## Exercise aim
Update the items by changing each occurrence of "curve" to "line" and keeping everything else the same. Leave the pictures out of your answer.

[Element location data]
━━━━━━

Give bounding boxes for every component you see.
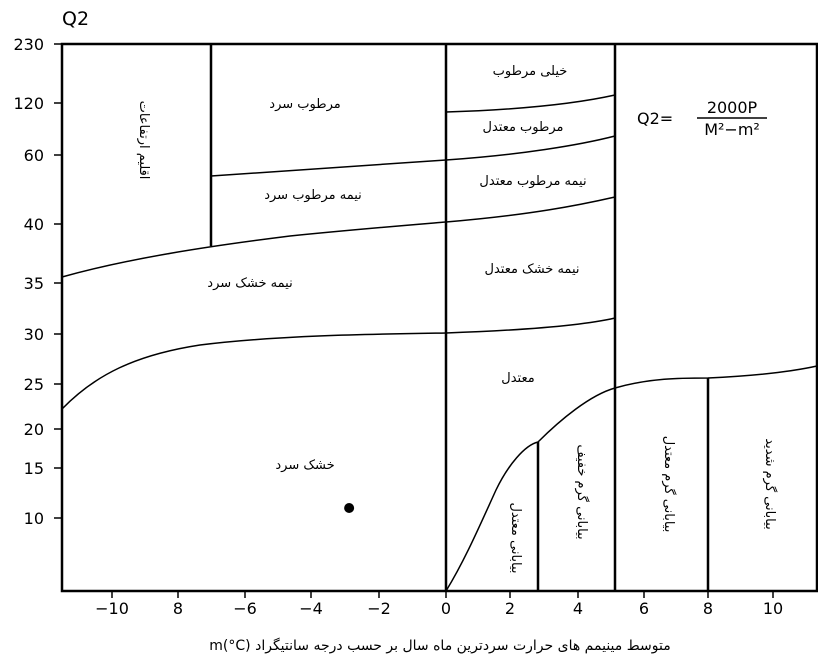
x-tick-neg2: −2 xyxy=(367,599,391,618)
y-tick-10: 10 xyxy=(24,509,44,528)
x-tick-6: 6 xyxy=(639,599,649,618)
y-tick-30: 30 xyxy=(24,325,44,344)
x-tick-8-left: 8 xyxy=(173,599,183,618)
x-axis-title: متوسط مینیمم های حرارت سردترین ماه سال ب… xyxy=(209,637,670,654)
x-tick-8: 8 xyxy=(703,599,713,618)
formula-denominator: M²−m² xyxy=(704,120,760,139)
data-point-0 xyxy=(344,503,355,513)
x-tick-4: 4 xyxy=(573,599,583,618)
y-tick-60: 60 xyxy=(24,146,44,165)
curve-desert xyxy=(445,365,818,592)
data-points xyxy=(344,503,355,513)
zone-humid-cold: مرطوب سرد xyxy=(269,97,340,112)
plot-frame xyxy=(60,42,818,593)
zone-semi-arid-cold: نیمه خشک سرد xyxy=(207,276,292,291)
zone-highland: اقلیم ارتفاعات xyxy=(136,101,151,180)
y-tick-230: 230 xyxy=(13,35,44,54)
y-tick-15: 15 xyxy=(24,459,44,478)
zone-desert-hot-mild: بیابانی گرم خفیف xyxy=(574,444,590,539)
curve-semi-humid-temperate xyxy=(445,196,616,223)
zone-semi-arid-temperate: نیمه خشک معتدل xyxy=(485,262,580,277)
x-tick-neg4: −4 xyxy=(299,599,323,618)
formula: Q2= 2000P M²−m² xyxy=(637,98,767,139)
x-tick-2: 2 xyxy=(505,599,515,618)
y-tick-35: 35 xyxy=(24,274,44,293)
x-tick-neg6: −6 xyxy=(233,599,257,618)
y-tick-25: 25 xyxy=(24,375,44,394)
zone-semi-humid-cold: نیمه مرطوب سرد xyxy=(264,188,362,203)
y-axis-title: Q2 xyxy=(62,8,89,30)
zone-boundaries xyxy=(61,44,818,592)
zone-semi-humid-temperate: نیمه مرطوب معتدل xyxy=(479,174,586,189)
curve-semi-arid xyxy=(61,221,447,278)
zone-desert-temperate: بیابانی معتدل xyxy=(508,502,523,573)
y-tick-40: 40 xyxy=(24,215,44,234)
x-tick-labels: −10 8 −6 −4 −2 0 2 4 6 8 10 xyxy=(95,599,783,618)
zone-very-humid: خیلی مرطوب xyxy=(493,64,568,79)
x-ticks xyxy=(111,591,774,598)
zone-humid-temperate: مرطوب معتدل xyxy=(483,120,564,135)
zone-labels: اقلیم ارتفاعات مرطوب سرد خیلی مرطوب مرطو… xyxy=(136,64,778,574)
x-tick-0: 0 xyxy=(441,599,451,618)
zone-desert-hot-severe: بیابانی گرم شدید xyxy=(762,438,778,529)
zone-temperate: معتدل xyxy=(501,371,534,386)
zone-desert-hot-moderate: بیابانی گرم معتدل xyxy=(661,436,677,533)
curve-very-humid xyxy=(445,94,616,113)
formula-numerator: 2000P xyxy=(707,98,758,117)
formula-lhs: Q2= xyxy=(637,109,673,128)
curve-semi-humid xyxy=(210,159,447,177)
y-tick-120: 120 xyxy=(13,94,44,113)
curve-humid-temperate xyxy=(445,135,616,161)
x-tick-10: 10 xyxy=(763,599,783,618)
x-tick-neg10: −10 xyxy=(95,599,129,618)
y-ticks xyxy=(54,43,62,519)
y-tick-20: 20 xyxy=(24,420,44,439)
zone-arid-cold: خشک سرد xyxy=(275,458,334,473)
y-tick-labels: 230 120 60 40 35 30 25 20 15 10 xyxy=(13,35,44,528)
curve-semi-arid-temperate xyxy=(445,317,616,334)
curve-arid xyxy=(61,332,447,410)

━━━━━━

## Final answer
Give bounding boxes for every component you see.
x-tick-neg2: −2 xyxy=(367,599,391,618)
y-tick-10: 10 xyxy=(24,509,44,528)
x-tick-6: 6 xyxy=(639,599,649,618)
y-tick-30: 30 xyxy=(24,325,44,344)
x-tick-8-left: 8 xyxy=(173,599,183,618)
x-axis-title: متوسط مینیمم های حرارت سردترین ماه سال ب… xyxy=(209,637,670,654)
x-tick-8: 8 xyxy=(703,599,713,618)
formula-denominator: M²−m² xyxy=(704,120,760,139)
data-point-0 xyxy=(344,503,355,513)
x-tick-4: 4 xyxy=(573,599,583,618)
y-tick-60: 60 xyxy=(24,146,44,165)
line-desert xyxy=(445,365,818,592)
data-points xyxy=(344,503,355,513)
zone-humid-cold: مرطوب سرد xyxy=(269,97,340,112)
plot-frame xyxy=(60,42,818,593)
zone-semi-arid-cold: نیمه خشک سرد xyxy=(207,276,292,291)
zone-highland: اقلیم ارتفاعات xyxy=(136,101,151,180)
y-tick-230: 230 xyxy=(13,35,44,54)
y-tick-15: 15 xyxy=(24,459,44,478)
zone-desert-hot-mild: بیابانی گرم خفیف xyxy=(574,444,590,539)
line-semi-humid-temperate xyxy=(445,196,616,223)
zone-semi-arid-temperate: نیمه خشک معتدل xyxy=(485,262,580,277)
x-tick-neg4: −4 xyxy=(299,599,323,618)
formula: Q2= 2000P M²−m² xyxy=(637,98,767,139)
x-tick-2: 2 xyxy=(505,599,515,618)
y-tick-35: 35 xyxy=(24,274,44,293)
x-tick-neg6: −6 xyxy=(233,599,257,618)
y-tick-25: 25 xyxy=(24,375,44,394)
zone-semi-humid-cold: نیمه مرطوب سرد xyxy=(264,188,362,203)
y-axis-title: Q2 xyxy=(62,8,89,30)
zone-boundaries xyxy=(61,44,818,592)
zone-semi-humid-temperate: نیمه مرطوب معتدل xyxy=(479,174,586,189)
line-semi-arid xyxy=(61,221,447,278)
zone-desert-temperate: بیابانی معتدل xyxy=(508,502,523,573)
y-tick-40: 40 xyxy=(24,215,44,234)
x-tick-labels: −10 8 −6 −4 −2 0 2 4 6 8 10 xyxy=(95,599,783,618)
zone-very-humid: خیلی مرطوب xyxy=(493,64,568,79)
x-ticks xyxy=(111,591,774,598)
zone-humid-temperate: مرطوب معتدل xyxy=(483,120,564,135)
zone-labels: اقلیم ارتفاعات مرطوب سرد خیلی مرطوب مرطو… xyxy=(136,64,778,574)
x-tick-0: 0 xyxy=(441,599,451,618)
zone-desert-hot-severe: بیابانی گرم شدید xyxy=(762,438,778,529)
zone-temperate: معتدل xyxy=(501,371,534,386)
zone-desert-hot-moderate: بیابانی گرم معتدل xyxy=(661,436,677,533)
line-very-humid xyxy=(445,94,616,113)
formula-numerator: 2000P xyxy=(707,98,758,117)
formula-lhs: Q2= xyxy=(637,109,673,128)
line-semi-humid xyxy=(210,159,447,177)
y-tick-120: 120 xyxy=(13,94,44,113)
line-humid-temperate xyxy=(445,135,616,161)
x-tick-10: 10 xyxy=(763,599,783,618)
x-tick-neg10: −10 xyxy=(95,599,129,618)
y-ticks xyxy=(54,43,62,519)
y-tick-20: 20 xyxy=(24,420,44,439)
zone-arid-cold: خشک سرد xyxy=(275,458,334,473)
y-tick-labels: 230 120 60 40 35 30 25 20 15 10 xyxy=(13,35,44,528)
line-semi-arid-temperate xyxy=(445,317,616,334)
line-arid xyxy=(61,332,447,410)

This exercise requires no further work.